• [BRIEF] Search the data for the string "chevron" and extract every line where it appears.

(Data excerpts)
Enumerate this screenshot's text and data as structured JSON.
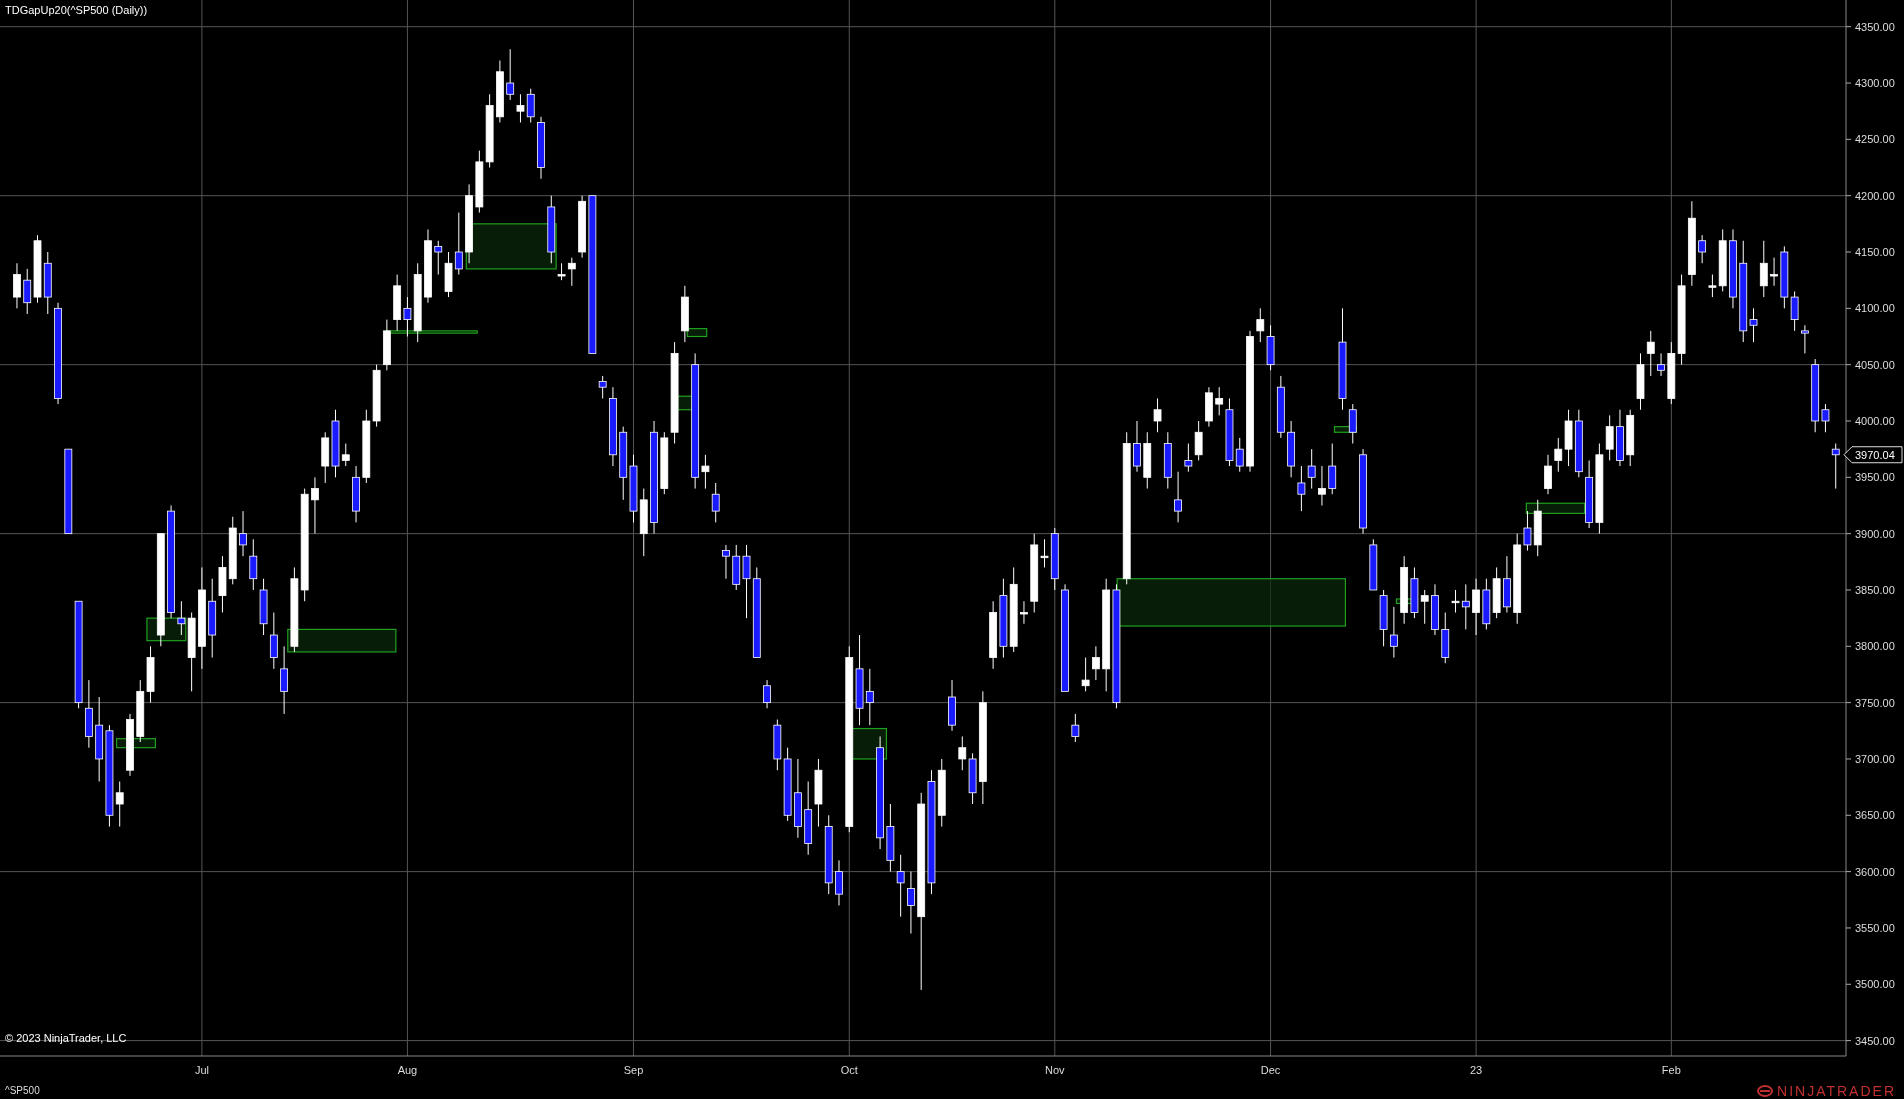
{
  "title": "TDGapUp20(^SP500 (Daily))",
  "copyright": "© 2023 NinjaTrader, LLC",
  "chart_data": {
    "type": "candlestick",
    "grid": true,
    "ylim": [
      3450,
      4350
    ],
    "categories": [
      null,
      null,
      null,
      null,
      null,
      null,
      null,
      null,
      null,
      null,
      null,
      null,
      null,
      null,
      null,
      null,
      null,
      null,
      "Jul",
      null,
      null,
      null,
      null,
      null,
      null,
      null,
      null,
      null,
      null,
      null,
      null,
      null,
      null,
      null,
      null,
      null,
      null,
      null,
      "Aug",
      null,
      null,
      null,
      null,
      null,
      null,
      null,
      null,
      null,
      null,
      null,
      null,
      null,
      null,
      null,
      null,
      null,
      null,
      null,
      null,
      null,
      "Sep",
      null,
      null,
      null,
      null,
      null,
      null,
      null,
      null,
      null,
      null,
      null,
      null,
      null,
      null,
      null,
      null,
      null,
      null,
      null,
      null,
      "Oct",
      null,
      null,
      null,
      null,
      null,
      null,
      null,
      null,
      null,
      null,
      null,
      null,
      null,
      null,
      null,
      null,
      null,
      null,
      null,
      "Nov",
      null,
      null,
      null,
      null,
      null,
      null,
      null,
      null,
      null,
      null,
      null,
      null,
      null,
      null,
      null,
      null,
      null,
      null,
      null,
      null,
      "Dec",
      null,
      null,
      null,
      null,
      null,
      null,
      null,
      null,
      null,
      null,
      null,
      null,
      null,
      null,
      null,
      null,
      null,
      null,
      null,
      "23",
      null,
      null,
      null,
      null,
      null,
      null,
      null,
      null,
      null,
      null,
      null,
      null,
      null,
      null,
      null,
      null,
      null,
      null,
      "Feb",
      null,
      null,
      null,
      null,
      null,
      null,
      null,
      null,
      null,
      null,
      null,
      null,
      null,
      null,
      null,
      null
    ],
    "yticks": [
      {
        "value": 4350,
        "label": "4350.00"
      },
      {
        "value": 4300,
        "label": "4300.00"
      },
      {
        "value": 4250,
        "label": "4250.00"
      },
      {
        "value": 4200,
        "label": "4200.00"
      },
      {
        "value": 4150,
        "label": "4150.00"
      },
      {
        "value": 4100,
        "label": "4100.00"
      },
      {
        "value": 4050,
        "label": "4050.00"
      },
      {
        "value": 4000,
        "label": "4000.00"
      },
      {
        "value": 3950,
        "label": "3950.00"
      },
      {
        "value": 3900,
        "label": "3900.00"
      },
      {
        "value": 3850,
        "label": "3850.00"
      },
      {
        "value": 3800,
        "label": "3800.00"
      },
      {
        "value": 3750,
        "label": "3750.00"
      },
      {
        "value": 3700,
        "label": "3700.00"
      },
      {
        "value": 3650,
        "label": "3650.00"
      },
      {
        "value": 3600,
        "label": "3600.00"
      },
      {
        "value": 3550,
        "label": "3550.00"
      },
      {
        "value": 3500,
        "label": "3500.00"
      },
      {
        "value": 3450,
        "label": "3450.00"
      }
    ],
    "ohlc": [
      [
        4110,
        4140,
        4100,
        4130
      ],
      [
        4125,
        4135,
        4095,
        4105
      ],
      [
        4110,
        4165,
        4105,
        4160
      ],
      [
        4140,
        4150,
        4095,
        4110
      ],
      [
        4100,
        4105,
        4015,
        4020
      ],
      [
        3975,
        3975,
        3900,
        3900
      ],
      [
        3840,
        3840,
        3745,
        3750
      ],
      [
        3745,
        3770,
        3710,
        3720
      ],
      [
        3730,
        3755,
        3680,
        3700
      ],
      [
        3725,
        3730,
        3640,
        3650
      ],
      [
        3660,
        3680,
        3640,
        3670
      ],
      [
        3690,
        3740,
        3685,
        3735
      ],
      [
        3720,
        3770,
        3715,
        3760
      ],
      [
        3760,
        3800,
        3750,
        3790
      ],
      [
        3810,
        3900,
        3800,
        3900
      ],
      [
        3920,
        3925,
        3825,
        3830
      ],
      [
        3825,
        3840,
        3810,
        3820
      ],
      [
        3790,
        3830,
        3760,
        3825
      ],
      [
        3800,
        3870,
        3780,
        3850
      ],
      [
        3840,
        3860,
        3790,
        3810
      ],
      [
        3845,
        3880,
        3830,
        3870
      ],
      [
        3860,
        3915,
        3855,
        3905
      ],
      [
        3900,
        3920,
        3880,
        3890
      ],
      [
        3880,
        3895,
        3850,
        3860
      ],
      [
        3850,
        3860,
        3810,
        3820
      ],
      [
        3810,
        3830,
        3780,
        3790
      ],
      [
        3780,
        3800,
        3740,
        3760
      ],
      [
        3800,
        3870,
        3795,
        3860
      ],
      [
        3850,
        3940,
        3840,
        3935
      ],
      [
        3930,
        3950,
        3900,
        3940
      ],
      [
        3960,
        3990,
        3945,
        3985
      ],
      [
        4000,
        4010,
        3950,
        3960
      ],
      [
        3965,
        3980,
        3960,
        3970
      ],
      [
        3950,
        3960,
        3910,
        3920
      ],
      [
        3950,
        4010,
        3945,
        4000
      ],
      [
        4000,
        4050,
        3995,
        4045
      ],
      [
        4050,
        4090,
        4045,
        4080
      ],
      [
        4090,
        4130,
        4080,
        4120
      ],
      [
        4100,
        4110,
        4075,
        4090
      ],
      [
        4080,
        4140,
        4070,
        4130
      ],
      [
        4110,
        4170,
        4105,
        4160
      ],
      [
        4155,
        4160,
        4130,
        4150
      ],
      [
        4115,
        4150,
        4110,
        4140
      ],
      [
        4150,
        4185,
        4130,
        4135
      ],
      [
        4150,
        4210,
        4140,
        4200
      ],
      [
        4190,
        4240,
        4185,
        4230
      ],
      [
        4230,
        4290,
        4225,
        4280
      ],
      [
        4270,
        4320,
        4265,
        4310
      ],
      [
        4300,
        4330,
        4285,
        4290
      ],
      [
        4275,
        4290,
        4265,
        4280
      ],
      [
        4290,
        4295,
        4265,
        4270
      ],
      [
        4265,
        4270,
        4215,
        4225
      ],
      [
        4190,
        4200,
        4140,
        4150
      ],
      [
        4130,
        4140,
        4125,
        4130
      ],
      [
        4135,
        4145,
        4120,
        4140
      ],
      [
        4150,
        4200,
        4145,
        4195
      ],
      [
        4200,
        4200,
        4060,
        4060
      ],
      [
        4035,
        4040,
        4020,
        4030
      ],
      [
        4020,
        4030,
        3960,
        3970
      ],
      [
        3990,
        3995,
        3930,
        3950
      ],
      [
        3960,
        3970,
        3910,
        3920
      ],
      [
        3900,
        3940,
        3880,
        3930
      ],
      [
        3990,
        4000,
        3900,
        3910
      ],
      [
        3940,
        3990,
        3935,
        3985
      ],
      [
        3990,
        4070,
        3980,
        4060
      ],
      [
        4080,
        4120,
        4070,
        4110
      ],
      [
        4050,
        4060,
        3940,
        3950
      ],
      [
        3955,
        3970,
        3940,
        3960
      ],
      [
        3935,
        3945,
        3910,
        3920
      ],
      [
        3885,
        3890,
        3860,
        3880
      ],
      [
        3880,
        3890,
        3850,
        3855
      ],
      [
        3880,
        3890,
        3825,
        3860
      ],
      [
        3860,
        3870,
        3790,
        3790
      ],
      [
        3765,
        3770,
        3745,
        3750
      ],
      [
        3730,
        3735,
        3690,
        3700
      ],
      [
        3700,
        3710,
        3645,
        3650
      ],
      [
        3670,
        3700,
        3630,
        3640
      ],
      [
        3655,
        3680,
        3615,
        3625
      ],
      [
        3660,
        3700,
        3640,
        3690
      ],
      [
        3640,
        3650,
        3580,
        3590
      ],
      [
        3600,
        3610,
        3570,
        3580
      ],
      [
        3640,
        3800,
        3635,
        3790
      ],
      [
        3780,
        3810,
        3730,
        3745
      ],
      [
        3760,
        3780,
        3730,
        3750
      ],
      [
        3710,
        3720,
        3620,
        3630
      ],
      [
        3640,
        3660,
        3600,
        3610
      ],
      [
        3600,
        3615,
        3560,
        3590
      ],
      [
        3585,
        3600,
        3545,
        3570
      ],
      [
        3560,
        3670,
        3495,
        3660
      ],
      [
        3680,
        3690,
        3580,
        3590
      ],
      [
        3650,
        3700,
        3640,
        3690
      ],
      [
        3755,
        3770,
        3725,
        3730
      ],
      [
        3700,
        3720,
        3690,
        3710
      ],
      [
        3700,
        3705,
        3660,
        3670
      ],
      [
        3680,
        3760,
        3660,
        3750
      ],
      [
        3790,
        3840,
        3780,
        3830
      ],
      [
        3845,
        3860,
        3790,
        3800
      ],
      [
        3800,
        3870,
        3795,
        3855
      ],
      [
        3830,
        3840,
        3820,
        3830
      ],
      [
        3840,
        3900,
        3830,
        3890
      ],
      [
        3880,
        3895,
        3870,
        3880
      ],
      [
        3900,
        3905,
        3850,
        3860
      ],
      [
        3850,
        3855,
        3760,
        3760
      ],
      [
        3730,
        3740,
        3715,
        3720
      ],
      [
        3765,
        3790,
        3760,
        3770
      ],
      [
        3780,
        3800,
        3770,
        3790
      ],
      [
        3780,
        3860,
        3760,
        3850
      ],
      [
        3850,
        3855,
        3745,
        3750
      ],
      [
        3860,
        3990,
        3855,
        3980
      ],
      [
        3980,
        4000,
        3955,
        3960
      ],
      [
        3950,
        3990,
        3940,
        3980
      ],
      [
        4000,
        4020,
        3990,
        4010
      ],
      [
        3980,
        3990,
        3940,
        3950
      ],
      [
        3930,
        3955,
        3910,
        3920
      ],
      [
        3965,
        3980,
        3955,
        3960
      ],
      [
        3970,
        4000,
        3965,
        3990
      ],
      [
        4000,
        4030,
        3995,
        4025
      ],
      [
        4015,
        4030,
        4005,
        4020
      ],
      [
        4010,
        4020,
        3960,
        3965
      ],
      [
        3975,
        3985,
        3955,
        3960
      ],
      [
        3960,
        4080,
        3955,
        4075
      ],
      [
        4080,
        4100,
        4070,
        4090
      ],
      [
        4075,
        4085,
        4045,
        4050
      ],
      [
        4030,
        4040,
        3985,
        3990
      ],
      [
        3990,
        4000,
        3950,
        3960
      ],
      [
        3945,
        3960,
        3920,
        3935
      ],
      [
        3960,
        3975,
        3940,
        3950
      ],
      [
        3935,
        3960,
        3925,
        3940
      ],
      [
        3960,
        3980,
        3935,
        3940
      ],
      [
        4070,
        4100,
        4010,
        4020
      ],
      [
        4010,
        4015,
        3980,
        3990
      ],
      [
        3970,
        3975,
        3900,
        3905
      ],
      [
        3890,
        3895,
        3850,
        3850
      ],
      [
        3845,
        3850,
        3800,
        3815
      ],
      [
        3810,
        3835,
        3790,
        3800
      ],
      [
        3830,
        3880,
        3820,
        3870
      ],
      [
        3860,
        3870,
        3825,
        3830
      ],
      [
        3840,
        3850,
        3820,
        3845
      ],
      [
        3845,
        3855,
        3810,
        3815
      ],
      [
        3815,
        3830,
        3785,
        3790
      ],
      [
        3840,
        3850,
        3830,
        3840
      ],
      [
        3840,
        3855,
        3815,
        3835
      ],
      [
        3830,
        3860,
        3810,
        3850
      ],
      [
        3850,
        3860,
        3815,
        3820
      ],
      [
        3830,
        3870,
        3825,
        3860
      ],
      [
        3860,
        3880,
        3830,
        3835
      ],
      [
        3830,
        3900,
        3820,
        3890
      ],
      [
        3905,
        3920,
        3885,
        3890
      ],
      [
        3890,
        3930,
        3880,
        3920
      ],
      [
        3940,
        3970,
        3935,
        3960
      ],
      [
        3965,
        3985,
        3955,
        3975
      ],
      [
        3975,
        4010,
        3960,
        4000
      ],
      [
        4000,
        4010,
        3950,
        3955
      ],
      [
        3950,
        3965,
        3905,
        3910
      ],
      [
        3910,
        3980,
        3900,
        3970
      ],
      [
        3975,
        4005,
        3965,
        3995
      ],
      [
        3995,
        4010,
        3960,
        3965
      ],
      [
        3970,
        4010,
        3960,
        4005
      ],
      [
        4020,
        4060,
        4010,
        4050
      ],
      [
        4060,
        4080,
        4040,
        4070
      ],
      [
        4050,
        4060,
        4040,
        4045
      ],
      [
        4020,
        4070,
        4015,
        4060
      ],
      [
        4060,
        4130,
        4050,
        4120
      ],
      [
        4130,
        4195,
        4120,
        4180
      ],
      [
        4160,
        4165,
        4140,
        4150
      ],
      [
        4120,
        4130,
        4110,
        4120
      ],
      [
        4120,
        4170,
        4115,
        4160
      ],
      [
        4160,
        4170,
        4100,
        4110
      ],
      [
        4140,
        4160,
        4070,
        4080
      ],
      [
        4090,
        4100,
        4070,
        4085
      ],
      [
        4120,
        4160,
        4110,
        4140
      ],
      [
        4130,
        4145,
        4120,
        4130
      ],
      [
        4150,
        4155,
        4100,
        4110
      ],
      [
        4110,
        4115,
        4080,
        4090
      ],
      [
        4080,
        4085,
        4060,
        4078
      ],
      [
        4050,
        4055,
        3990,
        4000
      ],
      [
        4010,
        4015,
        3990,
        4000
      ],
      [
        3975,
        3980,
        3940,
        3970
      ]
    ]
  },
  "current_price": "3970.04",
  "status_bar": {
    "symbol": "^SP500",
    "logo": "NINJATRADER"
  }
}
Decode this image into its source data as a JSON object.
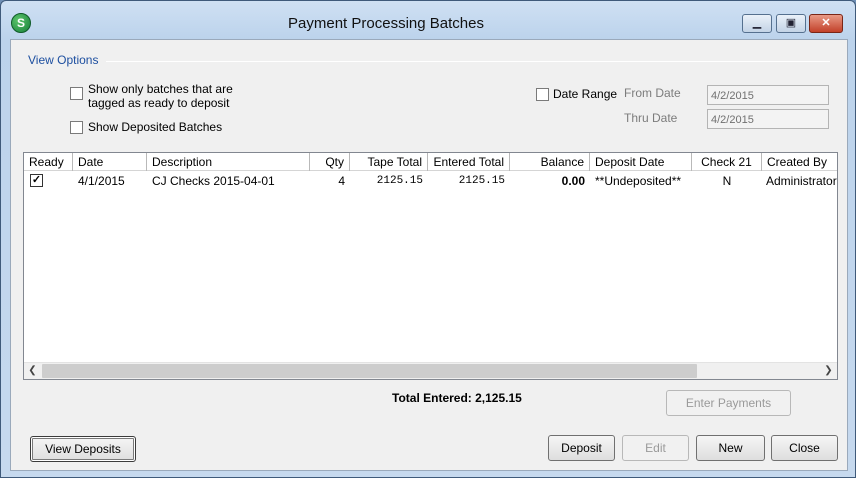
{
  "window": {
    "title": "Payment Processing Batches",
    "app_icon": "S"
  },
  "view_options": {
    "group_label": "View Options",
    "ready_only_label_line1": "Show only batches that are",
    "ready_only_label_line2": "tagged as ready to deposit",
    "show_deposited_label": "Show Deposited Batches",
    "date_range_label": "Date Range",
    "from_label": "From Date",
    "from_value": "4/2/2015",
    "thru_label": "Thru Date",
    "thru_value": "4/2/2015"
  },
  "grid": {
    "headers": [
      "Ready",
      "Date",
      "Description",
      "Qty",
      "Tape Total",
      "Entered Total",
      "Balance",
      "Deposit Date",
      "Check 21",
      "Created By"
    ],
    "rows": [
      {
        "ready": true,
        "date": "4/1/2015",
        "description": "CJ Checks 2015-04-01",
        "qty": "4",
        "tape_total": "2125.15",
        "entered_total": "2125.15",
        "balance": "0.00",
        "deposit_date": "**Undeposited**",
        "check21": "N",
        "created_by": "Administrator"
      }
    ]
  },
  "summary": {
    "total_entered": "Total Entered: 2,125.15"
  },
  "buttons": {
    "enter_payments": "Enter Payments",
    "view_deposits": "View Deposits",
    "deposit": "Deposit",
    "edit": "Edit",
    "new": "New",
    "close": "Close"
  },
  "icons": {
    "minimize": "minimize-icon",
    "maximize": "maximize-icon",
    "close": "close-icon",
    "check": "checkmark-icon",
    "scroll_left": "chevron-left-icon",
    "scroll_right": "chevron-right-icon"
  },
  "colors": {
    "accent_label": "#1d4fa0",
    "close_button": "#c2412a",
    "app_icon": "#16803a"
  }
}
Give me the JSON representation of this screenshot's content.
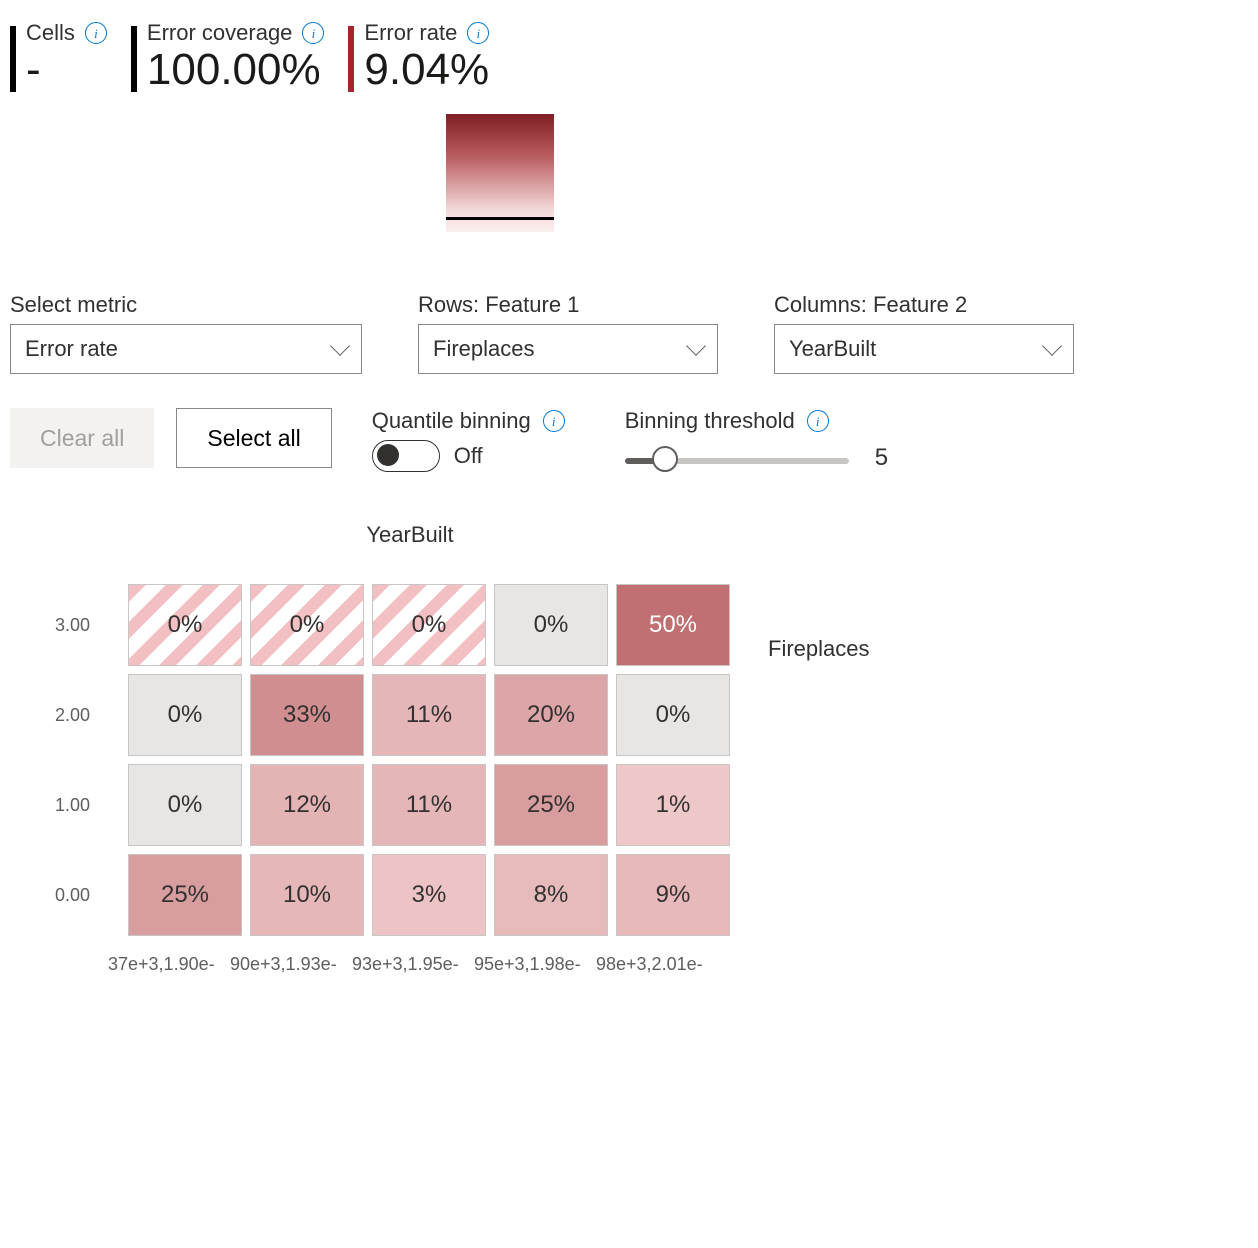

• [ANSWER TO THE EXERCISE]
    "scroll_left": "chevron-left-icon",
    "scroll_right": "chevron-right-icon"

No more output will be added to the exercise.